**STATED GOAL:** Scan the material and copy every line in which "Setting" appears.

Items from a data source
————
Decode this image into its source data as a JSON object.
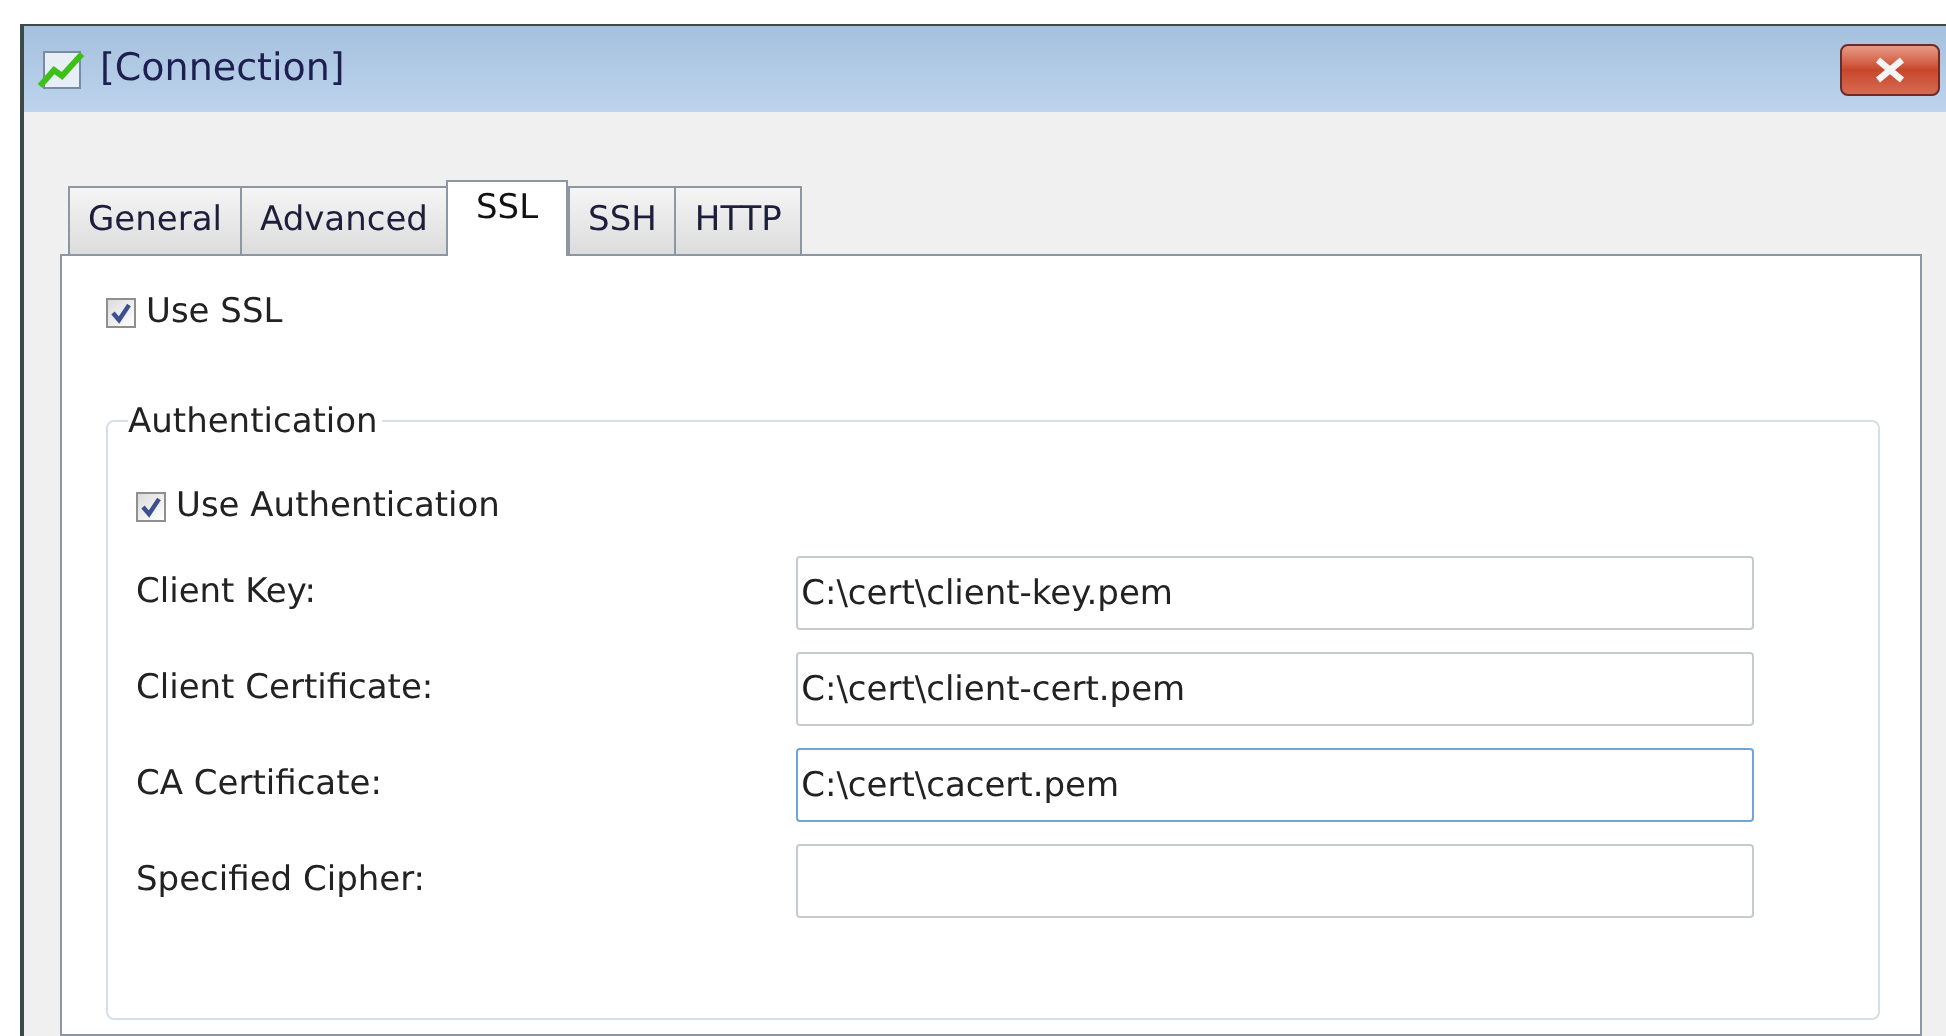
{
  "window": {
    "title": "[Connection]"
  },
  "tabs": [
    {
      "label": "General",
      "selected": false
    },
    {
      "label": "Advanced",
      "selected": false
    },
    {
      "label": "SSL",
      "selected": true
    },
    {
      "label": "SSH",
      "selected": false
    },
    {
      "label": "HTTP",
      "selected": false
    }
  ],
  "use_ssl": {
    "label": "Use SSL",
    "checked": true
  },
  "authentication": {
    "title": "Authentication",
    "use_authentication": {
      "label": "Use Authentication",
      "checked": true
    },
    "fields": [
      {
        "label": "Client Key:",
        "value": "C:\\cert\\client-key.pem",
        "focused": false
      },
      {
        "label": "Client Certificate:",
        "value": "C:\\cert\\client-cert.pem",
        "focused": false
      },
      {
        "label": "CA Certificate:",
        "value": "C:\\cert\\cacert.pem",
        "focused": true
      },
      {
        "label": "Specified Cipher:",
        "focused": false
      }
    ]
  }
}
————
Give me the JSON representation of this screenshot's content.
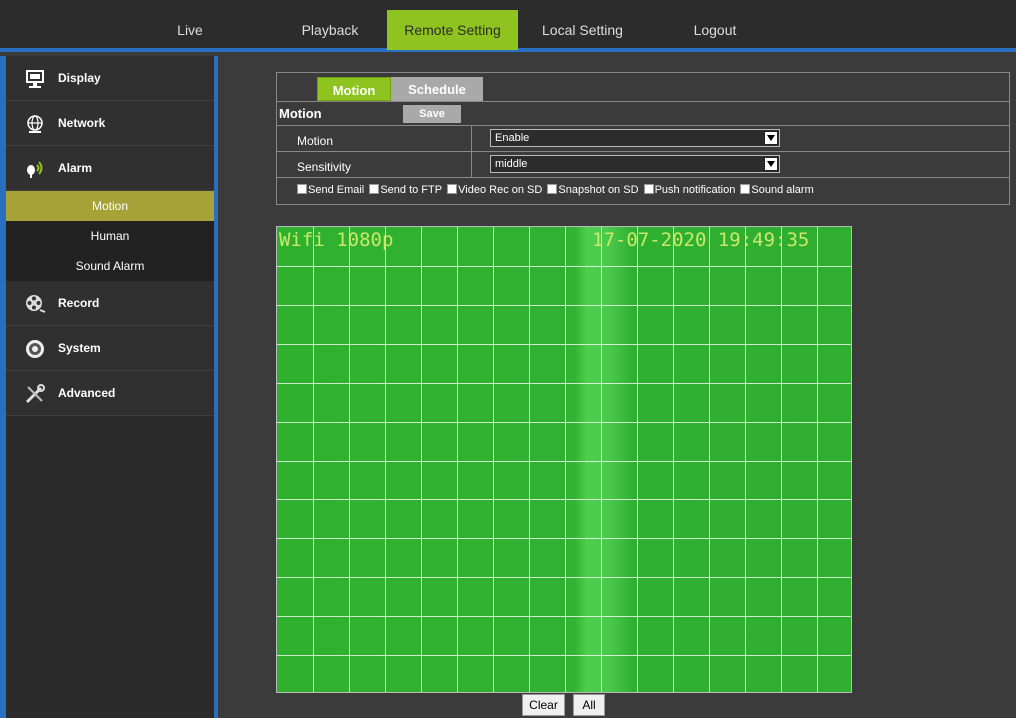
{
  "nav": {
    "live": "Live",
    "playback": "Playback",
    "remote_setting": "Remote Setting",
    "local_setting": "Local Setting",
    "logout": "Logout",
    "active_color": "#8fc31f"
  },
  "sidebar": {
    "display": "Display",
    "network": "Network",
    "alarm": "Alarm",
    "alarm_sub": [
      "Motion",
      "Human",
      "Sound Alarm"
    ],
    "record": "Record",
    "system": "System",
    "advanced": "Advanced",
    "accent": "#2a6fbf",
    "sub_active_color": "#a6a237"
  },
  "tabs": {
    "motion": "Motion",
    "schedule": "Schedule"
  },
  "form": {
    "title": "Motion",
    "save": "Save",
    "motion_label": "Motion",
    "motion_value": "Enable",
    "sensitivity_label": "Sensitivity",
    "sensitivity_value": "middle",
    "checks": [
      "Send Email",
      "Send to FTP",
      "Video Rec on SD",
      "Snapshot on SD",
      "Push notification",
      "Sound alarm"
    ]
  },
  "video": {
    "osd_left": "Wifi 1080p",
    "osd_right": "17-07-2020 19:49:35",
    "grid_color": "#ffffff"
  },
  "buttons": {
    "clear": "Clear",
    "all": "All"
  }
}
————
**TASK RESPONSE:**
    "remote_setting": "Remote Setting",
    "local_setting": "Local Setting",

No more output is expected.